■ AIM OF THE TASK
Pictures appear in the records below; write out everything else exactly.

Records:
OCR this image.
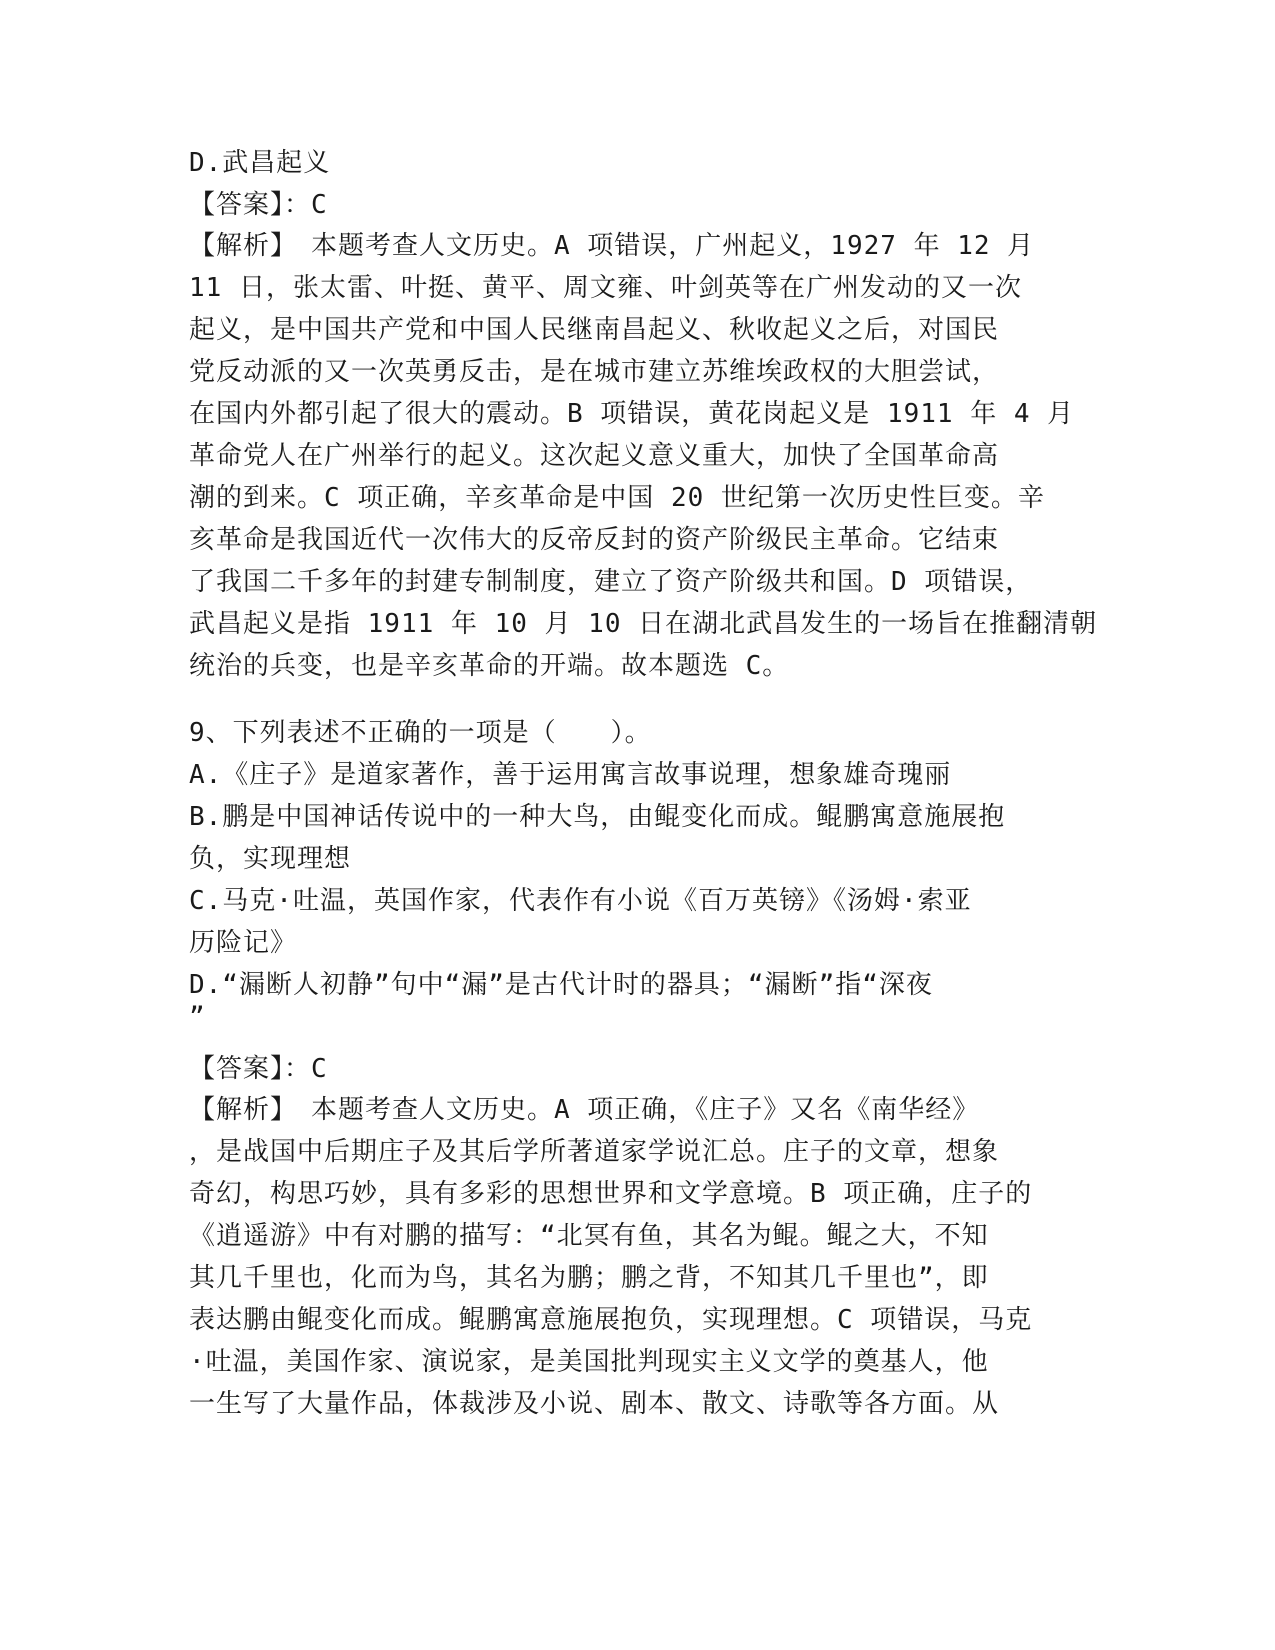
D.武昌起义
【答案】：C
【解析】　本题考查人文历史。A 项错误，广州起义，1927 年 12 月
11 日，张太雷、叶挺、黄平、周文雍、叶剑英等在广州发动的又一次
起义，是中国共产党和中国人民继南昌起义、秋收起义之后，对国民
党反动派的又一次英勇反击，是在城市建立苏维埃政权的大胆尝试，
在国内外都引起了很大的震动。B 项错误，黄花岗起义是 1911 年 4 月
革命党人在广州举行的起义。这次起义意义重大，加快了全国革命高
潮的到来。C 项正确，辛亥革命是中国 20 世纪第一次历史性巨变。辛
亥革命是我国近代一次伟大的反帝反封的资产阶级民主革命。它结束
了我国二千多年的封建专制制度，建立了资产阶级共和国。D 项错误，
武昌起义是指 1911 年 10 月 10 日在湖北武昌发生的一场旨在推翻清朝
统治的兵变，也是辛亥革命的开端。故本题选 C。
9、下列表述不正确的一项是（　　）。
A.《庄子》是道家著作，善于运用寓言故事说理，想象雄奇瑰丽
B.鹏是中国神话传说中的一种大鸟，由鲲变化而成。鲲鹏寓意施展抱
负，实现理想
C.马克·吐温，英国作家，代表作有小说《百万英镑》《汤姆·索亚
历险记》
D.“漏断人初静”句中“漏”是古代计时的器具；“漏断”指“深夜
”
【答案】：C
【解析】　本题考查人文历史。A 项正确，《庄子》又名《南华经》
，是战国中后期庄子及其后学所著道家学说汇总。庄子的文章，想象
奇幻，构思巧妙，具有多彩的思想世界和文学意境。B 项正确，庄子的
《逍遥游》中有对鹏的描写：“北冥有鱼，其名为鲲。鲲之大，不知
其几千里也，化而为鸟，其名为鹏；鹏之背，不知其几千里也”，即
表达鹏由鲲变化而成。鲲鹏寓意施展抱负，实现理想。C 项错误，马克
·吐温，美国作家、演说家，是美国批判现实主义文学的奠基人，他
一生写了大量作品，体裁涉及小说、剧本、散文、诗歌等各方面。从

■ EXPECTED OUTPUT
OCR this image.
D.武昌起义
【答案】：C
【解析】　本题考查人文历史。A 项错误，广州起义，1927 年 12 月
11 日，张太雷、叶挺、黄平、周文雍、叶剑英等在广州发动的又一次
起义，是中国共产党和中国人民继南昌起义、秋收起义之后，对国民
党反动派的又一次英勇反击，是在城市建立苏维埃政权的大胆尝试，
在国内外都引起了很大的震动。B 项错误，黄花岗起义是 1911 年 4 月
革命党人在广州举行的起义。这次起义意义重大，加快了全国革命高
潮的到来。C 项正确，辛亥革命是中国 20 世纪第一次历史性巨变。辛
亥革命是我国近代一次伟大的反帝反封的资产阶级民主革命。它结束
了我国二千多年的封建专制制度，建立了资产阶级共和国。D 项错误，
武昌起义是指 1911 年 10 月 10 日在湖北武昌发生的一场旨在推翻清朝
统治的兵变，也是辛亥革命的开端。故本题选 C。
9、下列表述不正确的一项是（　　）。
A.《庄子》是道家著作，善于运用寓言故事说理，想象雄奇瑰丽
B.鹏是中国神话传说中的一种大鸟，由鲲变化而成。鲲鹏寓意施展抱
负，实现理想
C.马克·吐温，英国作家，代表作有小说《百万英镑》《汤姆·索亚
历险记》
D.“漏断人初静”句中“漏”是古代计时的器具；“漏断”指“深夜
”
【答案】：C
【解析】　本题考查人文历史。A 项正确，《庄子》又名《南华经》
，是战国中后期庄子及其后学所著道家学说汇总。庄子的文章，想象
奇幻，构思巧妙，具有多彩的思想世界和文学意境。B 项正确，庄子的
《逍遥游》中有对鹏的描写：“北冥有鱼，其名为鲲。鲲之大，不知
其几千里也，化而为鸟，其名为鹏；鹏之背，不知其几千里也”，即
表达鹏由鲲变化而成。鲲鹏寓意施展抱负，实现理想。C 项错误，马克
·吐温，美国作家、演说家，是美国批判现实主义文学的奠基人，他
一生写了大量作品，体裁涉及小说、剧本、散文、诗歌等各方面。从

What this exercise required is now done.